**WHAT YOU ARE ASKED TO DO**.
State only the number of lines that include "this".

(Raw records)
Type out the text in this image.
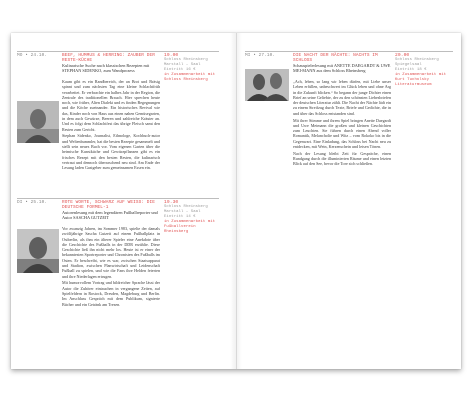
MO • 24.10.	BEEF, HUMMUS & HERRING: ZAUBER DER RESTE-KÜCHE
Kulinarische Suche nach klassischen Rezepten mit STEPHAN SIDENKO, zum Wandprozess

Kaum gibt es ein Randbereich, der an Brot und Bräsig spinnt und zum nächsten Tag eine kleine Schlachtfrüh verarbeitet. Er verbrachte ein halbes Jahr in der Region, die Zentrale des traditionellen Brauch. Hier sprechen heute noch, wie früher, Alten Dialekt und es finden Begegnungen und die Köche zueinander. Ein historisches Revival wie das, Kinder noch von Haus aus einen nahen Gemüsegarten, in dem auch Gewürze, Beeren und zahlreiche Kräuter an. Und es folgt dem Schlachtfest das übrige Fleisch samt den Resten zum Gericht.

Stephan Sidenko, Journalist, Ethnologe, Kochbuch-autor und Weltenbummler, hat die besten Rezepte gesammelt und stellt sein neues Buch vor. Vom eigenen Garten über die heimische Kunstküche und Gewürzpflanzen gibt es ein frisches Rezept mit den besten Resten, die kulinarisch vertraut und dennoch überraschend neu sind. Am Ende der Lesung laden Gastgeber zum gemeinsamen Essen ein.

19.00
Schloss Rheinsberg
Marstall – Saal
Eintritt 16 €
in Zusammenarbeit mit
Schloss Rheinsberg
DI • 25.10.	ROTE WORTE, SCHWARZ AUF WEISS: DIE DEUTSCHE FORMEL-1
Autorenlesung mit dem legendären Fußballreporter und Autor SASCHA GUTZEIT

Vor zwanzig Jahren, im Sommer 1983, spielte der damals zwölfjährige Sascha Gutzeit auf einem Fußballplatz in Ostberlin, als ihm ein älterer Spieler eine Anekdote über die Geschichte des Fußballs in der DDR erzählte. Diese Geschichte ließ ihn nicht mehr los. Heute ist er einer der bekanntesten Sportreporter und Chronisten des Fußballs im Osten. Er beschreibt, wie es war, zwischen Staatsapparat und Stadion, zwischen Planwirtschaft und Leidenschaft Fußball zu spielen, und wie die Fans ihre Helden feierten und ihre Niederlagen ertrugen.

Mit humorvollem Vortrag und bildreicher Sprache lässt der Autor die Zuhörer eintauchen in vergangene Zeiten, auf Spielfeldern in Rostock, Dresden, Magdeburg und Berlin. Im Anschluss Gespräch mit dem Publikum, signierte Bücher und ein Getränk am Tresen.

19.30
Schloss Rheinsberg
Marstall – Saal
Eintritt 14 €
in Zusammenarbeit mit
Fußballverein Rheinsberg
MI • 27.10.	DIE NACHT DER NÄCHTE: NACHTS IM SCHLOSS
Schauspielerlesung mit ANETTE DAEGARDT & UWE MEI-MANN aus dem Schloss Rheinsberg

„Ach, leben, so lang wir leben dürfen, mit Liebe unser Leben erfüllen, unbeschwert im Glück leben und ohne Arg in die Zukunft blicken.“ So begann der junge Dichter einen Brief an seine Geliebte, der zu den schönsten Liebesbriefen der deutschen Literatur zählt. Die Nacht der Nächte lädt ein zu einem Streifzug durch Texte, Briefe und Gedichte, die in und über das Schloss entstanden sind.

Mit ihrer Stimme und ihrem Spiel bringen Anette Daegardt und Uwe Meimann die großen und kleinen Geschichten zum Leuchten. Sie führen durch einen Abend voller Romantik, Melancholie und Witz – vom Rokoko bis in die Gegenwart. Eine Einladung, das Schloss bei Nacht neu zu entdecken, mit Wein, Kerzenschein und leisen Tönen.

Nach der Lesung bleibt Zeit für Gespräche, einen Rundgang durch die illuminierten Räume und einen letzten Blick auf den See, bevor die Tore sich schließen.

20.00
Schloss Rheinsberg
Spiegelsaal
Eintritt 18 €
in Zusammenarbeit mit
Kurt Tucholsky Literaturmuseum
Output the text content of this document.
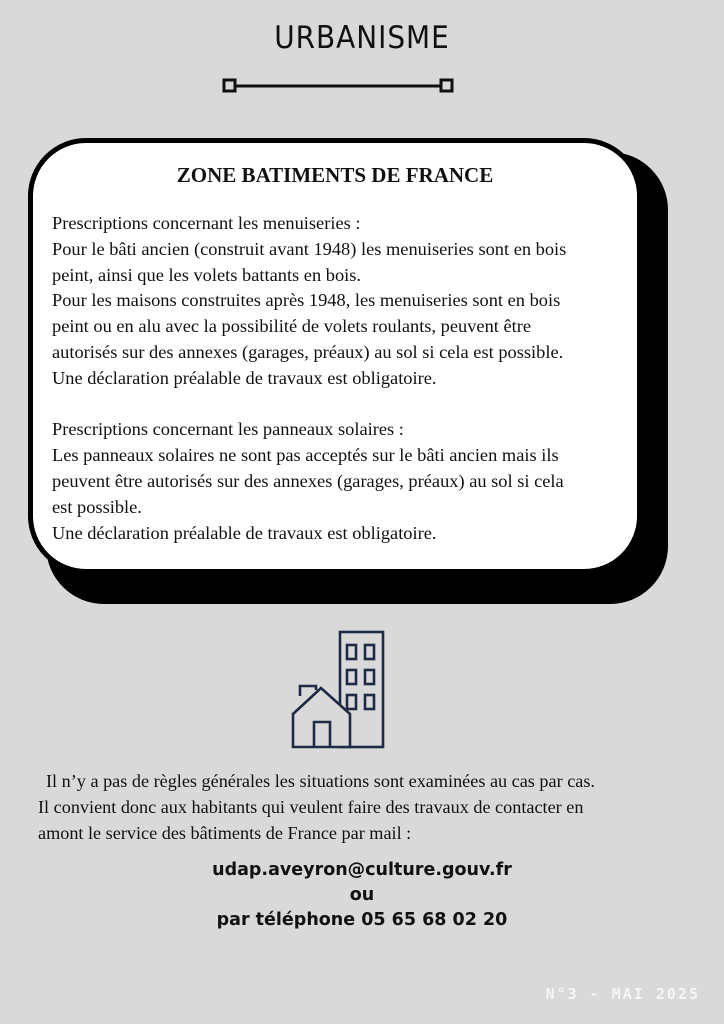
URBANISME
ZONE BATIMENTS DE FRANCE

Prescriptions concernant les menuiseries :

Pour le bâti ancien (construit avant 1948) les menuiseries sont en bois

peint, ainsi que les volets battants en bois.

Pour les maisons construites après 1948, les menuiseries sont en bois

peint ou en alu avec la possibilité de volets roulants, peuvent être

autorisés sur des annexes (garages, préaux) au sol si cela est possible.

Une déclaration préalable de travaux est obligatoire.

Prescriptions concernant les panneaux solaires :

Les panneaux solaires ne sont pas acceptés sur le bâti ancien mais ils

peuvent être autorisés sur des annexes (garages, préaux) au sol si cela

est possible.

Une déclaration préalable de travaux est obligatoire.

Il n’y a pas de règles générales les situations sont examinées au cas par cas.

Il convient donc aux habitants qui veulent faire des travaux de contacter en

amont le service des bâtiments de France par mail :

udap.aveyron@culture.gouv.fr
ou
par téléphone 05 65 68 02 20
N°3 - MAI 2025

**RESPONSE**.
2